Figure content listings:
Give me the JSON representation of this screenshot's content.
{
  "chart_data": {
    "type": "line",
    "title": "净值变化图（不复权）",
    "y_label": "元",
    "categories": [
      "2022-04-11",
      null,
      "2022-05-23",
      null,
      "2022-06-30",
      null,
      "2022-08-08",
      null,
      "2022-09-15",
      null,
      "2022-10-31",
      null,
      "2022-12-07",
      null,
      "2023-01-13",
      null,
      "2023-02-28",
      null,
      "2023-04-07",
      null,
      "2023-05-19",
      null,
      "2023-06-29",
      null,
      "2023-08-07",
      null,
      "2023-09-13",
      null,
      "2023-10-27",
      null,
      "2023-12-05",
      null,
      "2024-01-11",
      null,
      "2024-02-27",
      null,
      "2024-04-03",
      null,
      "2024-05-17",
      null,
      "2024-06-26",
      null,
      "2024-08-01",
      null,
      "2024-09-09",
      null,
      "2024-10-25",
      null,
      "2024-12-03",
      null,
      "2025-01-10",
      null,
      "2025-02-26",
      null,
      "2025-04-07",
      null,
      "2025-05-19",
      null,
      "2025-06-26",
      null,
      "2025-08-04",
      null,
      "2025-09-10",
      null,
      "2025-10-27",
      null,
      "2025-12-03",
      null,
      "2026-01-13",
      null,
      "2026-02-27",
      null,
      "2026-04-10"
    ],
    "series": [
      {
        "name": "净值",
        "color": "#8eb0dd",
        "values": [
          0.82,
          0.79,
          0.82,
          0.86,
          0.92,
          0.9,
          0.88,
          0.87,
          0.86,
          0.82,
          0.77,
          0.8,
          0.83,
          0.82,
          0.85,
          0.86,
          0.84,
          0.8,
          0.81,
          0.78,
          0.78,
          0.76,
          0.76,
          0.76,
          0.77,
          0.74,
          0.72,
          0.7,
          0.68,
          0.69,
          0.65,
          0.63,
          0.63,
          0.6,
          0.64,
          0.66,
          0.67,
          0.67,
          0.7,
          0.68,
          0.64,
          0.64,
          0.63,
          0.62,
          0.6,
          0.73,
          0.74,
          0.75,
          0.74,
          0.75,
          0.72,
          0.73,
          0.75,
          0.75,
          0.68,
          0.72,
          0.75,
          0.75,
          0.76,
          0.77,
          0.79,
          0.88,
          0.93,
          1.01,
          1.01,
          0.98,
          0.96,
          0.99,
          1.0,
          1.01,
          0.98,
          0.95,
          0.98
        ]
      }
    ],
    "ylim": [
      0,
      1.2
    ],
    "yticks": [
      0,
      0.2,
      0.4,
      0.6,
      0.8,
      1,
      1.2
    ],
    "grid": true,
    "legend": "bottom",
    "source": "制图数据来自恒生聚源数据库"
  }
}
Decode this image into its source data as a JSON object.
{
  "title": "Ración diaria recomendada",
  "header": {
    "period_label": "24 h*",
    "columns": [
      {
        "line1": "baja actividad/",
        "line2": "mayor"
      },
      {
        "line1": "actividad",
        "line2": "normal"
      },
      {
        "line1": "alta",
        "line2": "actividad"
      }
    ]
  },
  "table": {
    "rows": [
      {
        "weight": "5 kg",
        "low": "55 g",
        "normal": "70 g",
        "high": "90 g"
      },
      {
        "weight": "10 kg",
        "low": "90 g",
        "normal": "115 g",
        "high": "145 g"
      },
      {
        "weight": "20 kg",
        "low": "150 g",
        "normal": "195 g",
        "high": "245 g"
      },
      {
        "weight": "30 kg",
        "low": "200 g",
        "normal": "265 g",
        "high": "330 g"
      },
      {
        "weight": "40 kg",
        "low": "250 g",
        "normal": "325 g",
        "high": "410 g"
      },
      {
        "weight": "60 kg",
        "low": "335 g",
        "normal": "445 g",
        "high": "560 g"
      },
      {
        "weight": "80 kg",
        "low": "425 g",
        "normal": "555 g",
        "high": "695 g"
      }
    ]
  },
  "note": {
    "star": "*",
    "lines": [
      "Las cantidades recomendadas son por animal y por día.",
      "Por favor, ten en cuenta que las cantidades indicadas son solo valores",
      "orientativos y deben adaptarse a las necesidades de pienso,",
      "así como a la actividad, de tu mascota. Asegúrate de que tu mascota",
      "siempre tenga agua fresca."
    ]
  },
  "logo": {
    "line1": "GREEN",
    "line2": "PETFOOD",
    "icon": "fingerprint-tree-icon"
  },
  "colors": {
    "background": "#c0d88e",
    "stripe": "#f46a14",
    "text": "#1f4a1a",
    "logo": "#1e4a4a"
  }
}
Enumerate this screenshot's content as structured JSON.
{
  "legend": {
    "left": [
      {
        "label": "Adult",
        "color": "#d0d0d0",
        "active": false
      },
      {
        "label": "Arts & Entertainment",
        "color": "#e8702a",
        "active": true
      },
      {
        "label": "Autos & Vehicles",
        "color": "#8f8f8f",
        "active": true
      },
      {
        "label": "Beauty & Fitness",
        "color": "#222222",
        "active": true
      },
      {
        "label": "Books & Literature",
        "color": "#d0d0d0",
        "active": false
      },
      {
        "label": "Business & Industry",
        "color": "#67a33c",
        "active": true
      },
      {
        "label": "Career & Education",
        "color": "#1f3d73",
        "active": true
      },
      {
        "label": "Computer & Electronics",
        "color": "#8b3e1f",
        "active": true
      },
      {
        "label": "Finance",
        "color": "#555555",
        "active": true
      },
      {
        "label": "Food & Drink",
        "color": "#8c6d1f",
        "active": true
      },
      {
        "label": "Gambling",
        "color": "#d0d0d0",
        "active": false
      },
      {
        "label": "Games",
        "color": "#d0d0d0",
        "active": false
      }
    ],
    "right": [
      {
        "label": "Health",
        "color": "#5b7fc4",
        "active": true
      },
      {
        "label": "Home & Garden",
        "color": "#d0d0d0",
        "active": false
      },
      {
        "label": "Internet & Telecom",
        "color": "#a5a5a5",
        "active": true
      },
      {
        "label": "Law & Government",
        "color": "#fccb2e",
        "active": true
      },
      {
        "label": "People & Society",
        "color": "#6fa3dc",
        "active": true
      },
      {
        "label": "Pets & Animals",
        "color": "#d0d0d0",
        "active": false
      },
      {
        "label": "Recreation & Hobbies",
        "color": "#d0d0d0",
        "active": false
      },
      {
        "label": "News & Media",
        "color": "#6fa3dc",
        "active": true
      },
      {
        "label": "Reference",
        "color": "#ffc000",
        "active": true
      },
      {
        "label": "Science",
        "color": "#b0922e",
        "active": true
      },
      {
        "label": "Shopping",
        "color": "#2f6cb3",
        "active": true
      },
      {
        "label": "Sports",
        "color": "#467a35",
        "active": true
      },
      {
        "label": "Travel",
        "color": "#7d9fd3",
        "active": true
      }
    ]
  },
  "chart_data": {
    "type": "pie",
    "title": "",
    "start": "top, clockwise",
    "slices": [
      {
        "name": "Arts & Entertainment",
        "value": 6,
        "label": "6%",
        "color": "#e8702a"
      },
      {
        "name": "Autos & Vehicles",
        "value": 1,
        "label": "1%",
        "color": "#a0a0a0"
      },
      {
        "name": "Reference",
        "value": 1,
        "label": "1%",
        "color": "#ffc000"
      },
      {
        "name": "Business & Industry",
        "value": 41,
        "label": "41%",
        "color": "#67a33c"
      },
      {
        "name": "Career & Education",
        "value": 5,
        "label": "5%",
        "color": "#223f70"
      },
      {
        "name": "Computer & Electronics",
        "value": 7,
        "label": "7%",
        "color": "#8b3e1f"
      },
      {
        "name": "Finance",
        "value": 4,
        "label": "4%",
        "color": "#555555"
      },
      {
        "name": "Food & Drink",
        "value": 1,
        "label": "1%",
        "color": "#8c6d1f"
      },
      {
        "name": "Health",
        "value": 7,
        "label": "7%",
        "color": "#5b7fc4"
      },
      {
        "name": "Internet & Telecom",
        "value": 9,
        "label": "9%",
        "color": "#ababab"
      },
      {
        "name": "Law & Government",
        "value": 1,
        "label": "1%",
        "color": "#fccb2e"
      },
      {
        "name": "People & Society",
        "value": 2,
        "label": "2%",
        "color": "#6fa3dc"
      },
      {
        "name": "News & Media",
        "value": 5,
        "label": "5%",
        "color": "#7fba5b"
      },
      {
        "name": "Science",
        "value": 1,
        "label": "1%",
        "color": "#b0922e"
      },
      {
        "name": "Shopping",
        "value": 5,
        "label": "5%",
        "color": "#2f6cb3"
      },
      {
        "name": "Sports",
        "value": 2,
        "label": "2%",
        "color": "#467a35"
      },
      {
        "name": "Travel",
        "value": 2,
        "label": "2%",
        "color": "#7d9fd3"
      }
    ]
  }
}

- [Your goal] How many lines of these entries contain "Electronics"? Answer with the number and nothing else.

- [Written reply] 2